Rows from a dataset

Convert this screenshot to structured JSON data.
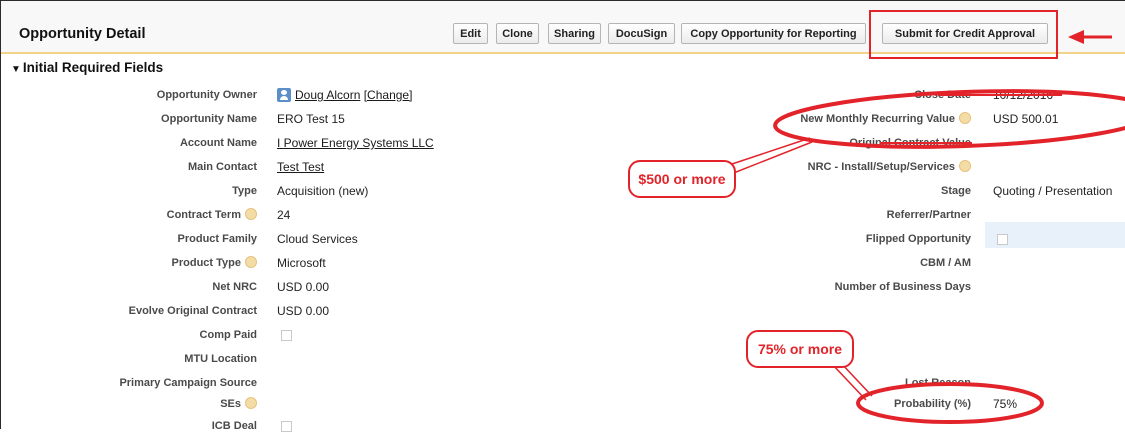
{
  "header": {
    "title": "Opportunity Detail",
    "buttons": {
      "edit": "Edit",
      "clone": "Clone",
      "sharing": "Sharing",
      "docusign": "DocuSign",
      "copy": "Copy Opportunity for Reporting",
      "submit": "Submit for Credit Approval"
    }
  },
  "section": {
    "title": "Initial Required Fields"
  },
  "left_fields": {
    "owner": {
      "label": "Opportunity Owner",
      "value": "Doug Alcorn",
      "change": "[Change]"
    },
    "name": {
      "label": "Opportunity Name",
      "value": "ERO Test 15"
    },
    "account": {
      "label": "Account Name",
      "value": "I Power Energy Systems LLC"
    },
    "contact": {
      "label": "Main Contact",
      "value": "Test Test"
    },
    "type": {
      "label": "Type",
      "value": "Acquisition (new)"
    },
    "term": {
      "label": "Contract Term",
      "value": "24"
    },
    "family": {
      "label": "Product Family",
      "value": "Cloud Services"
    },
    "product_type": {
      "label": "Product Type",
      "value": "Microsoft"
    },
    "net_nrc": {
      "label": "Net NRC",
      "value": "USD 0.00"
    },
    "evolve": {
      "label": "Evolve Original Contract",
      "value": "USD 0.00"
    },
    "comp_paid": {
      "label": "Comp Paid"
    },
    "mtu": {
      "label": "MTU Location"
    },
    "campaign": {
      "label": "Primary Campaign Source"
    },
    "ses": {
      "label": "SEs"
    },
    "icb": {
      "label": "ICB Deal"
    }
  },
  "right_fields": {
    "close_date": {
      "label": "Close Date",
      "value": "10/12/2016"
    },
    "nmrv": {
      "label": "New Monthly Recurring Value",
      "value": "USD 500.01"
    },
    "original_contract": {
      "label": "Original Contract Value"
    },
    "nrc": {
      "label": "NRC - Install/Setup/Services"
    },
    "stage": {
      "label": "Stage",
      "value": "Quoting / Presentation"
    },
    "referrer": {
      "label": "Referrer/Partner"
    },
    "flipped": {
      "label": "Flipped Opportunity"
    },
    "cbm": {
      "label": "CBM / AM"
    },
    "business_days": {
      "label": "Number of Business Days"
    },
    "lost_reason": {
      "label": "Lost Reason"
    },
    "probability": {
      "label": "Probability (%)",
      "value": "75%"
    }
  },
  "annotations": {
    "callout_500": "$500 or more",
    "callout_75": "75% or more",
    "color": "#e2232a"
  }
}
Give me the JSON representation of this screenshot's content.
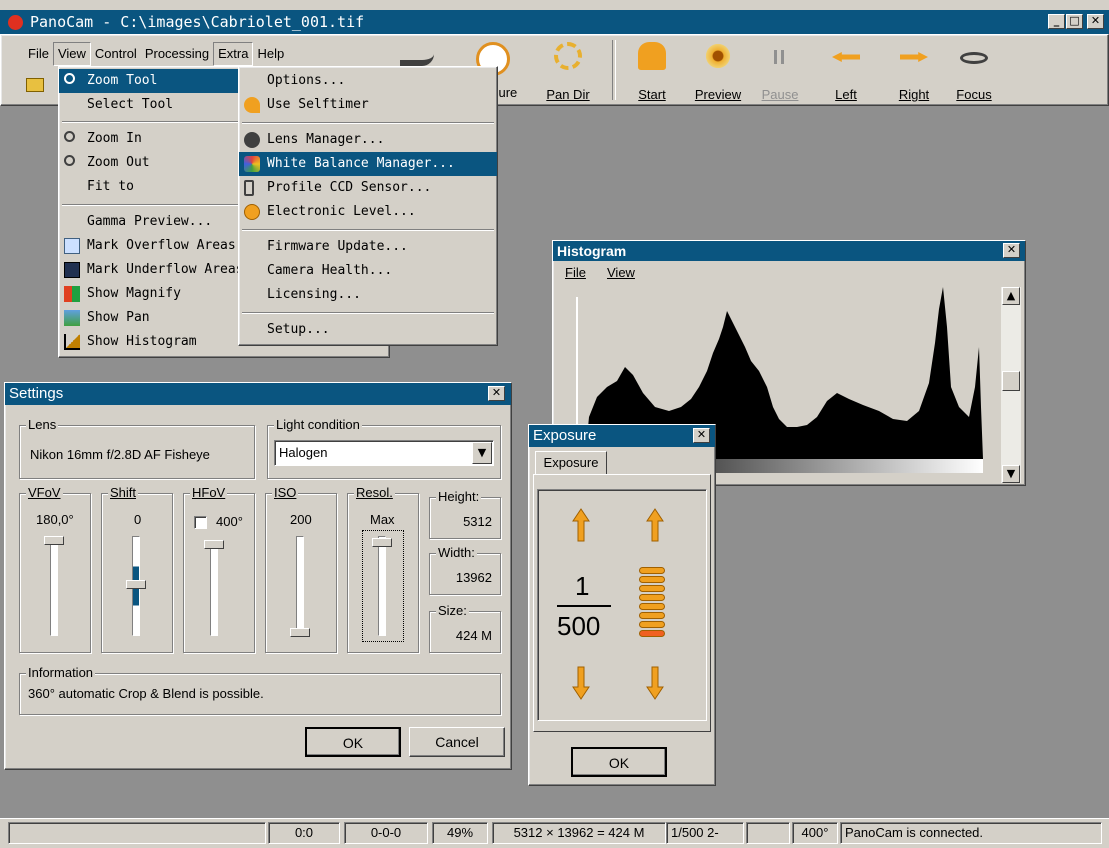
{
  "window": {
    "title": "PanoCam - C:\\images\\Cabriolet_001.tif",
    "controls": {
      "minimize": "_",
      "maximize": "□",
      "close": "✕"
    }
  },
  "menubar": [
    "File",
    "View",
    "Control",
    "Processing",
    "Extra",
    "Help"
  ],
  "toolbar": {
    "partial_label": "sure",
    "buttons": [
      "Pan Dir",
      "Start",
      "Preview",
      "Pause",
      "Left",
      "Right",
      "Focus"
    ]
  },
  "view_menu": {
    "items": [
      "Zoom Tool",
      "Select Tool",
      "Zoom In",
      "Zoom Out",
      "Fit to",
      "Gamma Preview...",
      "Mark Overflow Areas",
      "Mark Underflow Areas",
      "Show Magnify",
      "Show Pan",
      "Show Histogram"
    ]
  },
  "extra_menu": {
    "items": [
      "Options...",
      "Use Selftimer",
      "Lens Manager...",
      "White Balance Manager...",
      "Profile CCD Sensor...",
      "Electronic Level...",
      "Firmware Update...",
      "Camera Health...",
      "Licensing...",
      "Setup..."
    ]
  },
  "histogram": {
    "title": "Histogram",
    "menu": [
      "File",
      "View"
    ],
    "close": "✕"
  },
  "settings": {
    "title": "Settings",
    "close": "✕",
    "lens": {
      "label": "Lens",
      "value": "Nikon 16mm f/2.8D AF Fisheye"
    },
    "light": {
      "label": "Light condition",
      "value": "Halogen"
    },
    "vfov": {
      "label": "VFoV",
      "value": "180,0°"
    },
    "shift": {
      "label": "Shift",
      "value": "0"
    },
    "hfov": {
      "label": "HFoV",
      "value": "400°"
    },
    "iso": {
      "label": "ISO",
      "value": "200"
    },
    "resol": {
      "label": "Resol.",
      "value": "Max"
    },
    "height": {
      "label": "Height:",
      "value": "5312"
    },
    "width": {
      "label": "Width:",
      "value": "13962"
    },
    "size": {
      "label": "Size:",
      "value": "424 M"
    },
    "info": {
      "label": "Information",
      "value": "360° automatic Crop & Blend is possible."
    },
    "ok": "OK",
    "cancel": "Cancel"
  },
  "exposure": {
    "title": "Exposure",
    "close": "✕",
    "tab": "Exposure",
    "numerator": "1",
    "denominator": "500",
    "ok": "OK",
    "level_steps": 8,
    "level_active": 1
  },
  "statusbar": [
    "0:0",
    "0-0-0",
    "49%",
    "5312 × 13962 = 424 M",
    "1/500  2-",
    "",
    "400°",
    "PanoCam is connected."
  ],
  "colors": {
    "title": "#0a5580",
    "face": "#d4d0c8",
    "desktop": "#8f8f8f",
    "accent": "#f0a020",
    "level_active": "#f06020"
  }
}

**WHAT TO WORK ON**.
Report every line containing the word "Opportunity" from the listing above.

**SOLUTION FOR THIS EXERCISE**.
    "title": "Opportunity Detail",
      "copy": "Copy Opportunity for Reporting",
      "label": "Opportunity Owner",
      "label": "Opportunity Name",
      "label": "Flipped Opportunity"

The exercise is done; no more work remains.